[Material supplied]
'''
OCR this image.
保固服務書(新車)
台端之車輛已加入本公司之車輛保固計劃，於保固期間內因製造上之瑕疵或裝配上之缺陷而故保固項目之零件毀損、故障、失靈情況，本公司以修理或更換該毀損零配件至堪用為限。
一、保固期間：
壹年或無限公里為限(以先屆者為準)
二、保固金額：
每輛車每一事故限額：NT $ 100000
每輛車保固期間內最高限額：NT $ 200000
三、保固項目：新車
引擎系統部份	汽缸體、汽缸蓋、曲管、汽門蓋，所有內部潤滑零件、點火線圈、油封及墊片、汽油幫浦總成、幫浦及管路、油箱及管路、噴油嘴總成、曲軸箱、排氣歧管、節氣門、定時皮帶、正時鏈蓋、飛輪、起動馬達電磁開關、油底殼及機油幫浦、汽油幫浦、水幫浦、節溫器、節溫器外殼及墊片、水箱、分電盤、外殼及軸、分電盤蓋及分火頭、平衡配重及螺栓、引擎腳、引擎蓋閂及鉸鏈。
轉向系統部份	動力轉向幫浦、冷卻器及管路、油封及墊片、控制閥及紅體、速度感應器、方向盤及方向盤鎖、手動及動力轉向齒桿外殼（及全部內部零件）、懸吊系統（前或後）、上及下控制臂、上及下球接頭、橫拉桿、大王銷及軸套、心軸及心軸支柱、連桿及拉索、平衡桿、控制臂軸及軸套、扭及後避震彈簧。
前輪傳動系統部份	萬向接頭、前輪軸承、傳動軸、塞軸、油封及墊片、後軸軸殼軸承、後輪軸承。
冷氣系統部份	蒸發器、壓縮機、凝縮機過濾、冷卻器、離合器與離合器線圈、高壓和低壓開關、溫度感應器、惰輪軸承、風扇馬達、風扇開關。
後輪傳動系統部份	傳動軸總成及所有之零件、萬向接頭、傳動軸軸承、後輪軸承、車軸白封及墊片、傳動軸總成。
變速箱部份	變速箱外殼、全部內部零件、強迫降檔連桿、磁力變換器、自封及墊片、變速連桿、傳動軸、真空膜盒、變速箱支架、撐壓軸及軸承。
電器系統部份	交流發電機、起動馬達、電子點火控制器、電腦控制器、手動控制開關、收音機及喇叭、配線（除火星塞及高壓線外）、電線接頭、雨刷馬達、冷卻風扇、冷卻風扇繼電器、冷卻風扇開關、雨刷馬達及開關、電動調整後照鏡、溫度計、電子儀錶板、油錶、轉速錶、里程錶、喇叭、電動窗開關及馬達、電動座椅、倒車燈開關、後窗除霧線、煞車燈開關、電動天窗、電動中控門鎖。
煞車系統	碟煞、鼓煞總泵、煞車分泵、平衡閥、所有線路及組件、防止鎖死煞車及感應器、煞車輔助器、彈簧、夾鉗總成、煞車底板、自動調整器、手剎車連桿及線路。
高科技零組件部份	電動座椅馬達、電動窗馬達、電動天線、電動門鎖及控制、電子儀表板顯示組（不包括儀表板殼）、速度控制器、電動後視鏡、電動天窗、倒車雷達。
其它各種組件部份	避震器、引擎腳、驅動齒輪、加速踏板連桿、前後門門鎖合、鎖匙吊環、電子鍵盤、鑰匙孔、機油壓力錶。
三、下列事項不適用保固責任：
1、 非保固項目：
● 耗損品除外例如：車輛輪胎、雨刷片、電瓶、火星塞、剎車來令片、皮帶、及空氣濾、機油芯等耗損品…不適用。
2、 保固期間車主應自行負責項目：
'''
[Task objective]
All of the data above should be transcribed exactly.

[Correct result]
OCR this image.
保固服務書(新車)
台端之車輛已加入本公司之車輛保固計劃，於保固期間內因製造上之瑕疵或裝配上之缺陷而故保固項目之零件毀損、故障、失靈情況，本公司以修理或更換該毀損零配件至堪用為限。
一、保固期間：
壹年或無限公里為限(以先屆者為準)
二、保固金額：
每輛車每一事故限額：NT $ 100000
每輛車保固期間內最高限額：NT $ 200000
三、保固項目：新車
引擎系統部份	汽缸體、汽缸蓋、曲管、汽門蓋，所有內部潤滑零件、點火線圈、油封及墊片、汽油幫浦總成、幫浦及管路、油箱及管路、噴油嘴總成、曲軸箱、排氣歧管、節氣門、定時皮帶、正時鏈蓋、飛輪、起動馬達電磁開關、油底殼及機油幫浦、汽油幫浦、水幫浦、節溫器、節溫器外殼及墊片、水箱、分電盤、外殼及軸、分電盤蓋及分火頭、平衡配重及螺栓、引擎腳、引擎蓋閂及鉸鏈。
轉向系統部份	動力轉向幫浦、冷卻器及管路、油封及墊片、控制閥及紅體、速度感應器、方向盤及方向盤鎖、手動及動力轉向齒桿外殼（及全部內部零件）、懸吊系統（前或後）、上及下控制臂、上及下球接頭、橫拉桿、大王銷及軸套、心軸及心軸支柱、連桿及拉索、平衡桿、控制臂軸及軸套、扭及後避震彈簧。
前輪傳動系統部份	萬向接頭、前輪軸承、傳動軸、塞軸、油封及墊片、後軸軸殼軸承、後輪軸承。
冷氣系統部份	蒸發器、壓縮機、凝縮機過濾、冷卻器、離合器與離合器線圈、高壓和低壓開關、溫度感應器、惰輪軸承、風扇馬達、風扇開關。
後輪傳動系統部份	傳動軸總成及所有之零件、萬向接頭、傳動軸軸承、後輪軸承、車軸白封及墊片、傳動軸總成。
變速箱部份	變速箱外殼、全部內部零件、強迫降檔連桿、磁力變換器、自封及墊片、變速連桿、傳動軸、真空膜盒、變速箱支架、撐壓軸及軸承。
電器系統部份	交流發電機、起動馬達、電子點火控制器、電腦控制器、手動控制開關、收音機及喇叭、配線（除火星塞及高壓線外）、電線接頭、雨刷馬達、冷卻風扇、冷卻風扇繼電器、冷卻風扇開關、雨刷馬達及開關、電動調整後照鏡、溫度計、電子儀錶板、油錶、轉速錶、里程錶、喇叭、電動窗開關及馬達、電動座椅、倒車燈開關、後窗除霧線、煞車燈開關、電動天窗、電動中控門鎖。
煞車系統	碟煞、鼓煞總泵、煞車分泵、平衡閥、所有線路及組件、防止鎖死煞車及感應器、煞車輔助器、彈簧、夾鉗總成、煞車底板、自動調整器、手剎車連桿及線路。
高科技零組件部份	電動座椅馬達、電動窗馬達、電動天線、電動門鎖及控制、電子儀表板顯示組（不包括儀表板殼）、速度控制器、電動後視鏡、電動天窗、倒車雷達。
其它各種組件部份	避震器、引擎腳、驅動齒輪、加速踏板連桿、前後門門鎖合、鎖匙吊環、電子鍵盤、鑰匙孔、機油壓力錶。
三、下列事項不適用保固責任：
1、 非保固項目：
● 耗損品除外例如：車輛輪胎、雨刷片、電瓶、火星塞、剎車來令片、皮帶、及空氣濾、機油芯等耗損品…不適用。
2、 保固期間車主應自行負責項目：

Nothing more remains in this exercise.